Task directions |
Copy every line of the data that includes the string "cooking".

Information shown |

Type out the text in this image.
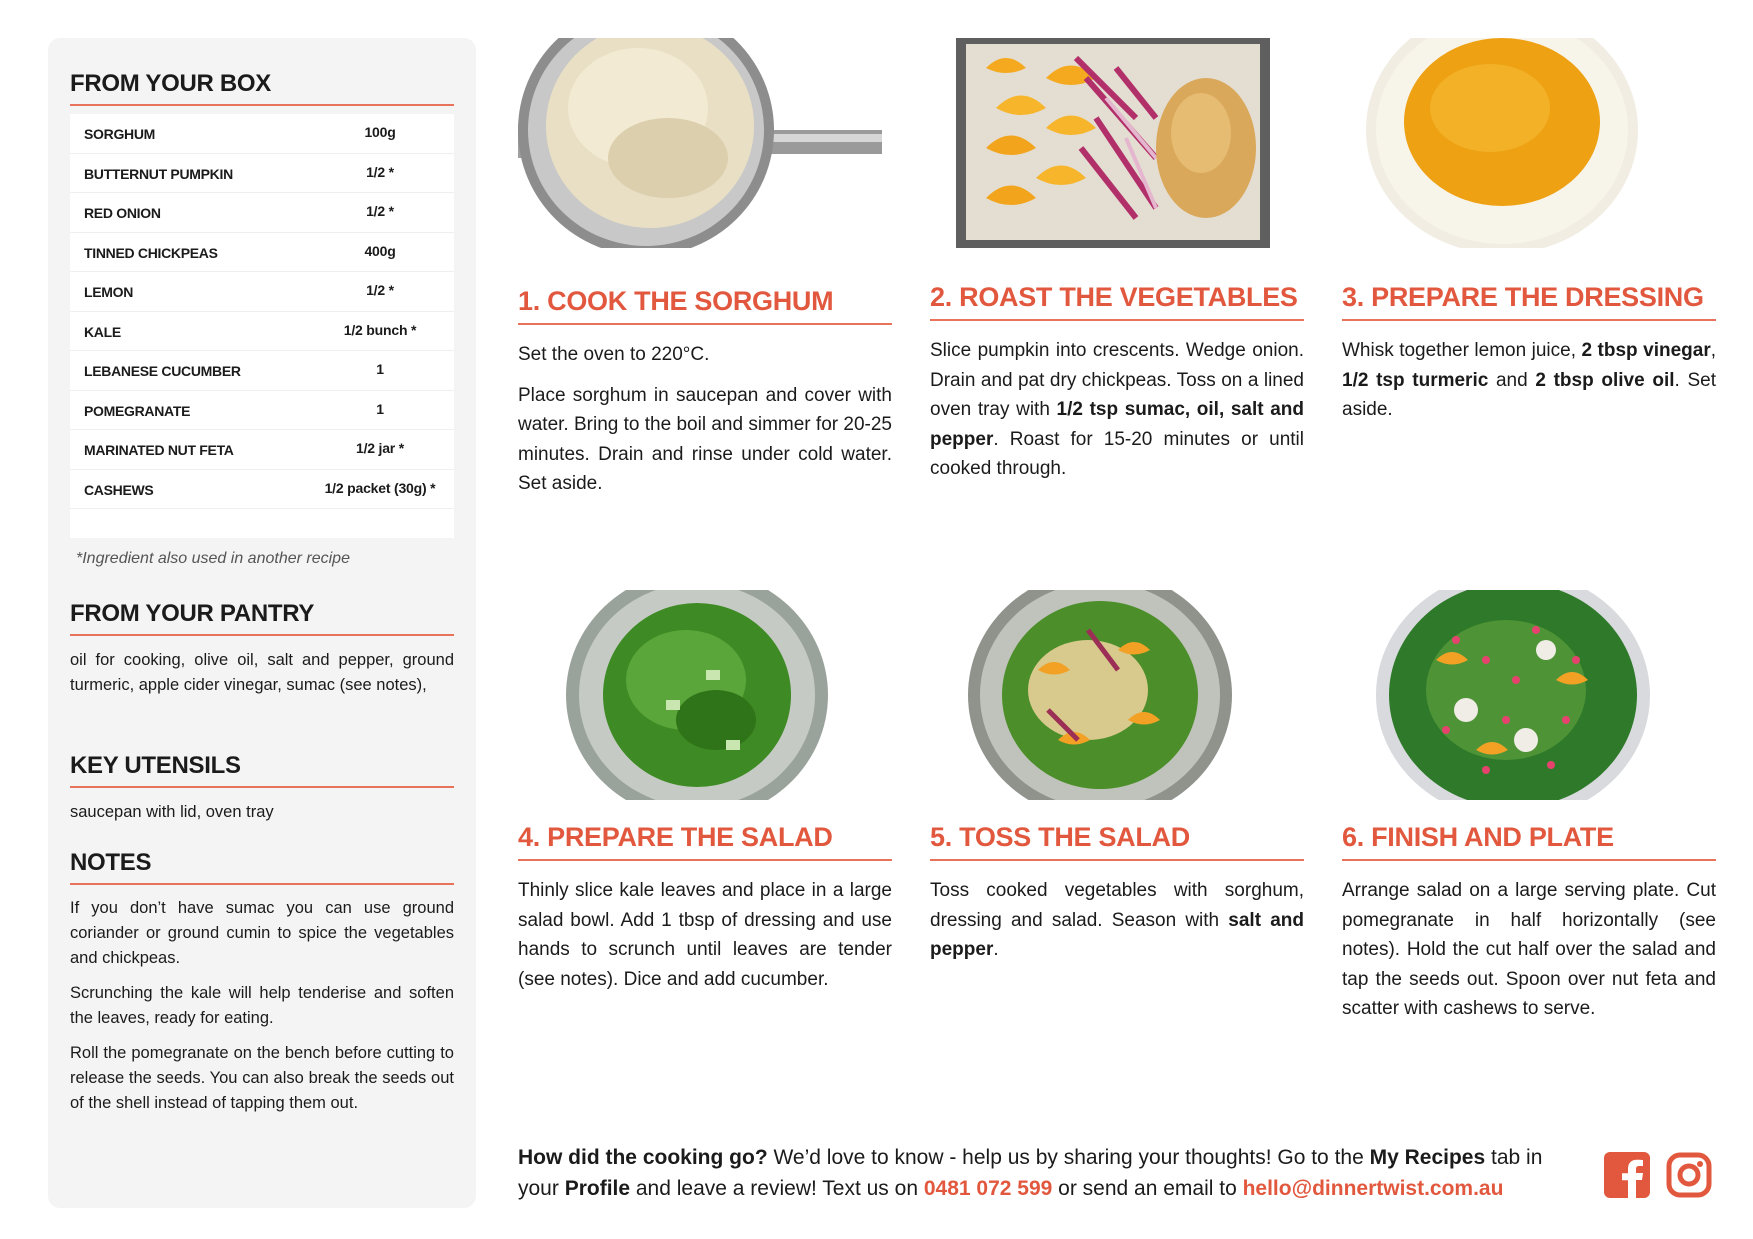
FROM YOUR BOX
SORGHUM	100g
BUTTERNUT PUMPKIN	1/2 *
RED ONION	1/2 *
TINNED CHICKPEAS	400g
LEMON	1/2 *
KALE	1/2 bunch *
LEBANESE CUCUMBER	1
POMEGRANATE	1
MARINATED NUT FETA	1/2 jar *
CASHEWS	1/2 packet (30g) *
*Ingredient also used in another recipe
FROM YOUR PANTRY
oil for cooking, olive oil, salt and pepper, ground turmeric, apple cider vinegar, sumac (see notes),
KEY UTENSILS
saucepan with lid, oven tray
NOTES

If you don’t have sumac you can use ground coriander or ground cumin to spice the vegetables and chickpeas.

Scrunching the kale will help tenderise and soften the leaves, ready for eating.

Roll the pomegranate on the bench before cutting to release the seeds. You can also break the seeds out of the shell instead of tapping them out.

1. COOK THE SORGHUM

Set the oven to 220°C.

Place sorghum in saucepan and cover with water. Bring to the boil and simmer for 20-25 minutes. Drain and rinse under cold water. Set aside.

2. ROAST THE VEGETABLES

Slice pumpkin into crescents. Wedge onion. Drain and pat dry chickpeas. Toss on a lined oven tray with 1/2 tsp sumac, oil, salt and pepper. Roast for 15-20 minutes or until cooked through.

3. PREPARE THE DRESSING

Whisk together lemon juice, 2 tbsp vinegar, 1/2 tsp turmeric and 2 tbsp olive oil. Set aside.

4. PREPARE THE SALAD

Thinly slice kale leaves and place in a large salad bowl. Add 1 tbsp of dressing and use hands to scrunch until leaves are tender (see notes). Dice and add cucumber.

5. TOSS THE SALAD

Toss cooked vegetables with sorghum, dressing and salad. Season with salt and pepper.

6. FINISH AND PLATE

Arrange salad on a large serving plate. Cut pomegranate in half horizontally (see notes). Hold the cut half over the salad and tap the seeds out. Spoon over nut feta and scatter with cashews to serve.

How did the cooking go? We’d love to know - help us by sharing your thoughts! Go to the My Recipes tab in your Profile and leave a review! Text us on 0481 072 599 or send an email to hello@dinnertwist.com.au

The output |
oil for cooking, olive oil, salt and pepper, ground turmeric, apple cider vinegar, sumac (see notes),
How did the cooking go? We’d love to know - help us by sharing your thoughts! Go to the My Recipes tab in your Profile and leave a review! Text us on 0481 072 599 or send an email to hello@dinnertwist.com.au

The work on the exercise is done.